GIVEN TASK: Extract the listing below in full, unchanged.

** BEGIN RECORDS TO USE **

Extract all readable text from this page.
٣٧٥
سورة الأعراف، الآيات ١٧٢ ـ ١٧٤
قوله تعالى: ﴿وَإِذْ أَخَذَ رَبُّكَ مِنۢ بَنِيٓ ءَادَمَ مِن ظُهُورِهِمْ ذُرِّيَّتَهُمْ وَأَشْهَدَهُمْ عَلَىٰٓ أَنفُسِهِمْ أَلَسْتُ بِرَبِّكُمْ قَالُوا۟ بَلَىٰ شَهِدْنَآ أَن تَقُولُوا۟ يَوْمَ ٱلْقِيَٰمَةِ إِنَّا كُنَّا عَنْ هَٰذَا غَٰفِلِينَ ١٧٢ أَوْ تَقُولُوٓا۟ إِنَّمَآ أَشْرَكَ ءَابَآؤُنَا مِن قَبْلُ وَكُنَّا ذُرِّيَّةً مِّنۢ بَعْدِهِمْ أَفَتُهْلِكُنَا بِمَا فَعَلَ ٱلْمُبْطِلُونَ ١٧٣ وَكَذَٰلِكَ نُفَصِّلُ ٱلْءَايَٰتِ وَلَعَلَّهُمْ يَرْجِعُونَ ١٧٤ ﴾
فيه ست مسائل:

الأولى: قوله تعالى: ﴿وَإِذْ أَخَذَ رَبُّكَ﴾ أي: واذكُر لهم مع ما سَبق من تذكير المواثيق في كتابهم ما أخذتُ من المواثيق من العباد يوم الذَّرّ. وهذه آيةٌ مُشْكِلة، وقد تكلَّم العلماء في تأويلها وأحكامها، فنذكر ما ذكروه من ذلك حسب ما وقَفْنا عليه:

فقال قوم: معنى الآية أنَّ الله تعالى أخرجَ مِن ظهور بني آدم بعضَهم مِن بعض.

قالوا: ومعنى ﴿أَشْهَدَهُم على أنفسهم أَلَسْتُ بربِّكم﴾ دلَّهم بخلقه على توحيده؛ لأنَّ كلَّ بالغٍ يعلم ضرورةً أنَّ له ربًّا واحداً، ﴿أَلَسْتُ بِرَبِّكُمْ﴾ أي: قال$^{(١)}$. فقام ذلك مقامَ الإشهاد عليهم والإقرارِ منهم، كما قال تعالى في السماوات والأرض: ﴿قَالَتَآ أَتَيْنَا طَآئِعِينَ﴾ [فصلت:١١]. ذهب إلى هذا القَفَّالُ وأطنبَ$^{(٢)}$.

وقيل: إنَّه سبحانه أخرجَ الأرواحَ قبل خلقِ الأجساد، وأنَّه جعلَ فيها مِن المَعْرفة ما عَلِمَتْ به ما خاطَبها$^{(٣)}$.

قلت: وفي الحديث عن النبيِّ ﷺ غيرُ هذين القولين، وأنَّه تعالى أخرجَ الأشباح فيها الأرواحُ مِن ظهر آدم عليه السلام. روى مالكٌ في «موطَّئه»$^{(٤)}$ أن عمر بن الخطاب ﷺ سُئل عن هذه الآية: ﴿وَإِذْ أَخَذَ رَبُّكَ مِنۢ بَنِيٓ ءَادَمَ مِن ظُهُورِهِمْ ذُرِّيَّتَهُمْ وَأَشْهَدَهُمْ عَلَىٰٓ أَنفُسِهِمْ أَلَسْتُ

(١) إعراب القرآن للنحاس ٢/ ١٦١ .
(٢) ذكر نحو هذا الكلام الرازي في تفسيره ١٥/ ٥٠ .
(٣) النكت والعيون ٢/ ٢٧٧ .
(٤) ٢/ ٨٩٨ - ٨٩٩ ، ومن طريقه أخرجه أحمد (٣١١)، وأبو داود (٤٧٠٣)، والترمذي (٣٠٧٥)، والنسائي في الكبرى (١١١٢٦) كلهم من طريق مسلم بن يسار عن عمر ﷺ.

** END RECORDS TO USE **

SOLUTION BELOW:
Extract all readable text from this page.
٣٧٥
سورة الأعراف، الآيات ١٧٢ ـ ١٧٤
قوله تعالى: ﴿وَإِذْ أَخَذَ رَبُّكَ مِنۢ بَنِيٓ ءَادَمَ مِن ظُهُورِهِمْ ذُرِّيَّتَهُمْ وَأَشْهَدَهُمْ عَلَىٰٓ أَنفُسِهِمْ أَلَسْتُ بِرَبِّكُمْ قَالُوا۟ بَلَىٰ شَهِدْنَآ أَن تَقُولُوا۟ يَوْمَ ٱلْقِيَٰمَةِ إِنَّا كُنَّا عَنْ هَٰذَا غَٰفِلِينَ ١٧٢ أَوْ تَقُولُوٓا۟ إِنَّمَآ أَشْرَكَ ءَابَآؤُنَا مِن قَبْلُ وَكُنَّا ذُرِّيَّةً مِّنۢ بَعْدِهِمْ أَفَتُهْلِكُنَا بِمَا فَعَلَ ٱلْمُبْطِلُونَ ١٧٣ وَكَذَٰلِكَ نُفَصِّلُ ٱلْءَايَٰتِ وَلَعَلَّهُمْ يَرْجِعُونَ ١٧٤ ﴾
فيه ست مسائل:

الأولى: قوله تعالى: ﴿وَإِذْ أَخَذَ رَبُّكَ﴾ أي: واذكُر لهم مع ما سَبق من تذكير المواثيق في كتابهم ما أخذتُ من المواثيق من العباد يوم الذَّرّ. وهذه آيةٌ مُشْكِلة، وقد تكلَّم العلماء في تأويلها وأحكامها، فنذكر ما ذكروه من ذلك حسب ما وقَفْنا عليه:

فقال قوم: معنى الآية أنَّ الله تعالى أخرجَ مِن ظهور بني آدم بعضَهم مِن بعض.

قالوا: ومعنى ﴿أَشْهَدَهُم على أنفسهم أَلَسْتُ بربِّكم﴾ دلَّهم بخلقه على توحيده؛ لأنَّ كلَّ بالغٍ يعلم ضرورةً أنَّ له ربًّا واحداً، ﴿أَلَسْتُ بِرَبِّكُمْ﴾ أي: قال$^{(١)}$. فقام ذلك مقامَ الإشهاد عليهم والإقرارِ منهم، كما قال تعالى في السماوات والأرض: ﴿قَالَتَآ أَتَيْنَا طَآئِعِينَ﴾ [فصلت:١١]. ذهب إلى هذا القَفَّالُ وأطنبَ$^{(٢)}$.

وقيل: إنَّه سبحانه أخرجَ الأرواحَ قبل خلقِ الأجساد، وأنَّه جعلَ فيها مِن المَعْرفة ما عَلِمَتْ به ما خاطَبها$^{(٣)}$.

قلت: وفي الحديث عن النبيِّ ﷺ غيرُ هذين القولين، وأنَّه تعالى أخرجَ الأشباح فيها الأرواحُ مِن ظهر آدم عليه السلام. روى مالكٌ في «موطَّئه»$^{(٤)}$ أن عمر بن الخطاب ﷺ سُئل عن هذه الآية: ﴿وَإِذْ أَخَذَ رَبُّكَ مِنۢ بَنِيٓ ءَادَمَ مِن ظُهُورِهِمْ ذُرِّيَّتَهُمْ وَأَشْهَدَهُمْ عَلَىٰٓ أَنفُسِهِمْ أَلَسْتُ

(١) إعراب القرآن للنحاس ٢/ ١٦١ .
(٢) ذكر نحو هذا الكلام الرازي في تفسيره ١٥/ ٥٠ .
(٣) النكت والعيون ٢/ ٢٧٧ .
(٤) ٢/ ٨٩٨ - ٨٩٩ ، ومن طريقه أخرجه أحمد (٣١١)، وأبو داود (٤٧٠٣)، والترمذي (٣٠٧٥)، والنسائي في الكبرى (١١١٢٦) كلهم من طريق مسلم بن يسار عن عمر ﷺ.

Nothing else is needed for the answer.